### Task requirements:
Provide only the number of lines in the records below that include "ARTMAN".
※ ※ ※
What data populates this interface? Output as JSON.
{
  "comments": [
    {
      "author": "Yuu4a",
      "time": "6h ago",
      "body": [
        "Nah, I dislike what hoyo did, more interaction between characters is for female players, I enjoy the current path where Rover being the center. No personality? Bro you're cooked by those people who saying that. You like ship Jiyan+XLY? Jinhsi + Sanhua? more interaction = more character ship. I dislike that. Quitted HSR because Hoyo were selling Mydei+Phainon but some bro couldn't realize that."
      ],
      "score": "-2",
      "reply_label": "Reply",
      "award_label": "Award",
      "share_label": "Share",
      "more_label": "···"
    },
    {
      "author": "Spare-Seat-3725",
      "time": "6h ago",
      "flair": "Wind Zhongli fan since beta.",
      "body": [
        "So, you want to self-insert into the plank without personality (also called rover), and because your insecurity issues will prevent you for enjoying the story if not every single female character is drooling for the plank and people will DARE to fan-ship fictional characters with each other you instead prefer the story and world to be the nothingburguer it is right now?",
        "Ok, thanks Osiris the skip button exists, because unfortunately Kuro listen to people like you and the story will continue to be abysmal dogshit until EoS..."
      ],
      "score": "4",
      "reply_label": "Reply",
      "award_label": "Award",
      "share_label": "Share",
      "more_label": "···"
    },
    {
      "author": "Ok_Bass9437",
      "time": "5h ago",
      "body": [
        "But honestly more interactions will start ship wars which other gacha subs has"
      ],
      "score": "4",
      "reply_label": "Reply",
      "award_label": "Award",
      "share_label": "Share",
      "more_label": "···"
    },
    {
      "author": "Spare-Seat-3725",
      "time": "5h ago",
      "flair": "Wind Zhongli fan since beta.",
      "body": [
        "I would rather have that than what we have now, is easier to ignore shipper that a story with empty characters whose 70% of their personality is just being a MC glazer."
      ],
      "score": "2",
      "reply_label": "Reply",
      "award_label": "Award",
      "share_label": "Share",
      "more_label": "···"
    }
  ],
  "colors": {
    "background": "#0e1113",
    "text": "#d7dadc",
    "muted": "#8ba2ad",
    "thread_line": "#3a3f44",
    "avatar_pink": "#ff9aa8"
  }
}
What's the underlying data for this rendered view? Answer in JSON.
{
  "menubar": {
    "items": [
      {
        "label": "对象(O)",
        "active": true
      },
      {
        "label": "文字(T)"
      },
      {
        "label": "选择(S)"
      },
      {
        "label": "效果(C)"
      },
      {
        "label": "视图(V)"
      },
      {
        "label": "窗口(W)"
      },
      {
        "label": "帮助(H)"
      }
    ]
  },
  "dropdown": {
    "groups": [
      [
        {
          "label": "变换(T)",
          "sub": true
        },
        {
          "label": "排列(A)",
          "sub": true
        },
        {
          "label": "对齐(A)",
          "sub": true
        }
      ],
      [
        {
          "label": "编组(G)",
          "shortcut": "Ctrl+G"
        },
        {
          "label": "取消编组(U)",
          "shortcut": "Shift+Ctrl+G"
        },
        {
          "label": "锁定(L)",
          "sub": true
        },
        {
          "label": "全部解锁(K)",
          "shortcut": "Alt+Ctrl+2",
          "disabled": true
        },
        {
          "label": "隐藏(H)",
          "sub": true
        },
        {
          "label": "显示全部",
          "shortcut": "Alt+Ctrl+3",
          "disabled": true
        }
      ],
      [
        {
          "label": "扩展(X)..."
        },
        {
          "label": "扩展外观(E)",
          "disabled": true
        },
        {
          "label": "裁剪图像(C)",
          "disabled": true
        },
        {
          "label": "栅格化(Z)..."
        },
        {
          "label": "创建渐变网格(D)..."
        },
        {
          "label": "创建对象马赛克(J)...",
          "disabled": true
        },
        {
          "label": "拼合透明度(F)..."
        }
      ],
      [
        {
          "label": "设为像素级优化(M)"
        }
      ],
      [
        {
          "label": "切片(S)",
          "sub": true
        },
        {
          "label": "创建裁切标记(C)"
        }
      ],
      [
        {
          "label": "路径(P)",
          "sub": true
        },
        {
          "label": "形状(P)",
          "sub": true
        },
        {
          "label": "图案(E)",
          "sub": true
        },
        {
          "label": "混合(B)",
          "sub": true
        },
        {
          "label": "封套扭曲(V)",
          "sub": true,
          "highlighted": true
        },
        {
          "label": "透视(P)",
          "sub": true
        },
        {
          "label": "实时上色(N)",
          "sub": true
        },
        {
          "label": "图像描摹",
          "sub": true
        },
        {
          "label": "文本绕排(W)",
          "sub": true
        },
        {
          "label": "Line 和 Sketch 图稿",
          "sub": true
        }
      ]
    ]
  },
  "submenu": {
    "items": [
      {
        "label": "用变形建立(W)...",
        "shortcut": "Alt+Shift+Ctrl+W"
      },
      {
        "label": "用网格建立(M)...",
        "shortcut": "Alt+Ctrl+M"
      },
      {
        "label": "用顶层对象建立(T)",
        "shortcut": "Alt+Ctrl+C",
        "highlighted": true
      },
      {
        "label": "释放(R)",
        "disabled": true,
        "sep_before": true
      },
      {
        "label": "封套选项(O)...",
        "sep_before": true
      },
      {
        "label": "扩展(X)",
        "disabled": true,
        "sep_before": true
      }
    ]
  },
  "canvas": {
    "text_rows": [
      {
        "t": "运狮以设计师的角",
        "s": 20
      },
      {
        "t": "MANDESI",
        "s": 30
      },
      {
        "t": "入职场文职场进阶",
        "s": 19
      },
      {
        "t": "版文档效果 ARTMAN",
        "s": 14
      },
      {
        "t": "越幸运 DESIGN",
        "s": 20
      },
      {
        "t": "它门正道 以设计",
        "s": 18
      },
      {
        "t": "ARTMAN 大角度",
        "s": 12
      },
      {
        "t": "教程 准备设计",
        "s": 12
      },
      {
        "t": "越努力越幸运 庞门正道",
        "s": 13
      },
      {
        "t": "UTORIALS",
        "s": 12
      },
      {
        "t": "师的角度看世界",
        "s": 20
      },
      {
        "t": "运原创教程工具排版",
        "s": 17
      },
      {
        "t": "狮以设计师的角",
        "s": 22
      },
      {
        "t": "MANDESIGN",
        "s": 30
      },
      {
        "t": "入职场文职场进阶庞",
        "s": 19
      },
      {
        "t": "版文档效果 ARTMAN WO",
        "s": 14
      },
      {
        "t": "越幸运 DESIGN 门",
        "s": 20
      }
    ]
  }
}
※ ※ ※
### Response below:
3